Data records:
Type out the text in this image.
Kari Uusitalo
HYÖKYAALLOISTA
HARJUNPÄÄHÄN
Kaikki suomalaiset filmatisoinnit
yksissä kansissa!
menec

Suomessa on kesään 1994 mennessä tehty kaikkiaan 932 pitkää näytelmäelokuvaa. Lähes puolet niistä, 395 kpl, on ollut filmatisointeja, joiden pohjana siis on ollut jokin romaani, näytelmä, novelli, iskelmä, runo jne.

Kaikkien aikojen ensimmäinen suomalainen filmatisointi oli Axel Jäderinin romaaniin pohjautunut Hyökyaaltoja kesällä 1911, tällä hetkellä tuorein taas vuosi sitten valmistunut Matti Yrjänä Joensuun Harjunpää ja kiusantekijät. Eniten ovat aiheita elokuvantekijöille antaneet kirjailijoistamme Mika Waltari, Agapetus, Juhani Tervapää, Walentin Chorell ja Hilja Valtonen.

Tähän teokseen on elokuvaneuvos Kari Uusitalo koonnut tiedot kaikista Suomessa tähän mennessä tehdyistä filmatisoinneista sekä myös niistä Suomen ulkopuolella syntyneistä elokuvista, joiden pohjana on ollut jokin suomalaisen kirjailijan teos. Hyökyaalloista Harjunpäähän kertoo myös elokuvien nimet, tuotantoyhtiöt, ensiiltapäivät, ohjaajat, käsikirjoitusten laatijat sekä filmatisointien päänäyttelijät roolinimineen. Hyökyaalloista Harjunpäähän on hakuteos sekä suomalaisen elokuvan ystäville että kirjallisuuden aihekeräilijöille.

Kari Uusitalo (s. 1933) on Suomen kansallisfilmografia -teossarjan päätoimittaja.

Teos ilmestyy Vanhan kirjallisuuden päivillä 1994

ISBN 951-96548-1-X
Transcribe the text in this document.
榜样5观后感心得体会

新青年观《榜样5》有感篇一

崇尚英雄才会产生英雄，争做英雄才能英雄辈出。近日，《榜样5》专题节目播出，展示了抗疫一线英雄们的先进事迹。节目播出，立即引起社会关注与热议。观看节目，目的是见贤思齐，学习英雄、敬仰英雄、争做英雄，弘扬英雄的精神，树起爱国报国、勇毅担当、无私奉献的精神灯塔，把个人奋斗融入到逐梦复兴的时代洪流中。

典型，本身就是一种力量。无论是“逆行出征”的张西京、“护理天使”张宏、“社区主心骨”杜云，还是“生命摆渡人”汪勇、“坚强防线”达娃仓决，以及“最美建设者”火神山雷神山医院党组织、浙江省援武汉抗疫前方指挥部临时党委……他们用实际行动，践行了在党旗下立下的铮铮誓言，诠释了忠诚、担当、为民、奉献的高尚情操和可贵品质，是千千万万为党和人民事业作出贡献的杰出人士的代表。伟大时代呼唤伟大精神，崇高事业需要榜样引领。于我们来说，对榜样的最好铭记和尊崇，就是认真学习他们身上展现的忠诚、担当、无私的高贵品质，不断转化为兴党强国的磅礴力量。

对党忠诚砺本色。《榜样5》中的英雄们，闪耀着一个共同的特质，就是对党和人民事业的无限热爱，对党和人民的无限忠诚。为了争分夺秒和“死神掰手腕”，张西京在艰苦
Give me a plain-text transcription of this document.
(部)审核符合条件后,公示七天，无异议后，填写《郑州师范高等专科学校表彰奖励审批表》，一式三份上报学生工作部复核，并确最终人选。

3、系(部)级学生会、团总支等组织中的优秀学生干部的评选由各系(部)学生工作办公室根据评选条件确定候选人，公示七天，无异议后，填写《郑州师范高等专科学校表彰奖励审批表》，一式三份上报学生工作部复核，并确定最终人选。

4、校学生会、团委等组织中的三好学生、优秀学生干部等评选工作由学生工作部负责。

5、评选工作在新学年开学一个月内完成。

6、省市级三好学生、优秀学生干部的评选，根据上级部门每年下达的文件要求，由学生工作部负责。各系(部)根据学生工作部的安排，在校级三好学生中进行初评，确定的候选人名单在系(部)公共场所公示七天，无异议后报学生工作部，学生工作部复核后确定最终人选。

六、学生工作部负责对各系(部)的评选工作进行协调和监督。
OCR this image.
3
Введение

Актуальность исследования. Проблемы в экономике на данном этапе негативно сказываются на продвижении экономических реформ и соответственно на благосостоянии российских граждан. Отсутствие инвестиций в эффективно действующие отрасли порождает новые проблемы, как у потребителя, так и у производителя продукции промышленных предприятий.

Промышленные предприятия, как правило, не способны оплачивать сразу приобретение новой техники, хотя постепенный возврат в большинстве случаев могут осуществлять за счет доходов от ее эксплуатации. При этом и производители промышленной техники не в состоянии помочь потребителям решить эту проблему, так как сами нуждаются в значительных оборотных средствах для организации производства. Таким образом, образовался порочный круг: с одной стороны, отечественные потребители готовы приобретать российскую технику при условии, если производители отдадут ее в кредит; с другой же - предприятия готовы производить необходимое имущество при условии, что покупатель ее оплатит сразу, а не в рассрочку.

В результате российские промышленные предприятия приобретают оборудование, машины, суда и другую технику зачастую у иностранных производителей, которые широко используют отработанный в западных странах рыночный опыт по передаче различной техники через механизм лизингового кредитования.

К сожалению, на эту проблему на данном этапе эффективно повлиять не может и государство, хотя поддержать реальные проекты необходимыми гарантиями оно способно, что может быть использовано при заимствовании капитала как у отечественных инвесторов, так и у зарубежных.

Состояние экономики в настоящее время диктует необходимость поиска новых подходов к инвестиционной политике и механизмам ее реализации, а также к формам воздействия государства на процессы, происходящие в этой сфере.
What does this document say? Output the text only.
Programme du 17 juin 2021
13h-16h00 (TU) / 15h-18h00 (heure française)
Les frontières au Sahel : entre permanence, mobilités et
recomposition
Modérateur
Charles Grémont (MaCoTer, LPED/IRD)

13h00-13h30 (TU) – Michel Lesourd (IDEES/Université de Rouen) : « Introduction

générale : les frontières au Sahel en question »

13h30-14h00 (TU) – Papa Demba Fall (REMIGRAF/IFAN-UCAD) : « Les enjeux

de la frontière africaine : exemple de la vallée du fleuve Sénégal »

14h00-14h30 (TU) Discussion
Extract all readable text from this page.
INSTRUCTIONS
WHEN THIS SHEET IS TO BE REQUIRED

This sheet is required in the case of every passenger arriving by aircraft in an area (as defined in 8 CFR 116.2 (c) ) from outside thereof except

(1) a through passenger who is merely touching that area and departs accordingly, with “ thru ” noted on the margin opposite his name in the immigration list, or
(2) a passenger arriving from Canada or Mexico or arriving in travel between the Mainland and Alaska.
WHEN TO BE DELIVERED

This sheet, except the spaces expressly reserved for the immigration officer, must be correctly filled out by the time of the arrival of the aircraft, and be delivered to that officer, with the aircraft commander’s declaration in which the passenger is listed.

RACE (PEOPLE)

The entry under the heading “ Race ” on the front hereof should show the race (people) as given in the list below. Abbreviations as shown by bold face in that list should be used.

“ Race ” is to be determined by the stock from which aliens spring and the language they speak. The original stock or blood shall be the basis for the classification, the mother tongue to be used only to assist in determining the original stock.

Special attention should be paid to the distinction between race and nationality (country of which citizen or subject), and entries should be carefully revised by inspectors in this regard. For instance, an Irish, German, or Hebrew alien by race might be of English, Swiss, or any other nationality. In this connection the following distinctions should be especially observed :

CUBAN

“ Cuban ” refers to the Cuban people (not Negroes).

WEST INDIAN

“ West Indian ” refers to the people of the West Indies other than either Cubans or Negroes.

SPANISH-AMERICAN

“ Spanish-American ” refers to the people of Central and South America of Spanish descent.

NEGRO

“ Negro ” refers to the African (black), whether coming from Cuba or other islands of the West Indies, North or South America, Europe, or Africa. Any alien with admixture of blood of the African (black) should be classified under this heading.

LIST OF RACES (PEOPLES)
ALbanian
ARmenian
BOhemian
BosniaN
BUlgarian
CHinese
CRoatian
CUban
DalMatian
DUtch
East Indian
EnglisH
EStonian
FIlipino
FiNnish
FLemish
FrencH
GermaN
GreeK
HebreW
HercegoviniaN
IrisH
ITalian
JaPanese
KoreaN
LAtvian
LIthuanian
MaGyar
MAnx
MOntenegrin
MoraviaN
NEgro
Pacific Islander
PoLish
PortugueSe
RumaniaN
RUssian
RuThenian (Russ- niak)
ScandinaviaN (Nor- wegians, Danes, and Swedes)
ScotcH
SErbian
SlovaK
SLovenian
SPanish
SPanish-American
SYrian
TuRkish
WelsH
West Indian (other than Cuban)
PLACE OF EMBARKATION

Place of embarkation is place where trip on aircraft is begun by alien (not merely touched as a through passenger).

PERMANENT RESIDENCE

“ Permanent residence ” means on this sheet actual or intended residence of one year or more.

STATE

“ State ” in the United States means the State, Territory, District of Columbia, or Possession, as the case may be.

*Short problem:*
Write out every line from the entries where "一式三份上报学生工作部复核" appears.

*Task response:*
(部)审核符合条件后,公示七天，无异议后，填写《郑州师范高等专科学校表彰奖励审批表》，一式三份上报学生工作部复核，并确最终人选。
3、系(部)级学生会、团总支等组织中的优秀学生干部的评选由各系(部)学生工作办公室根据评选条件确定候选人，公示七天，无异议后，填写《郑州师范高等专科学校表彰奖励审批表》，一式三份上报学生工作部复核，并确定最终人选。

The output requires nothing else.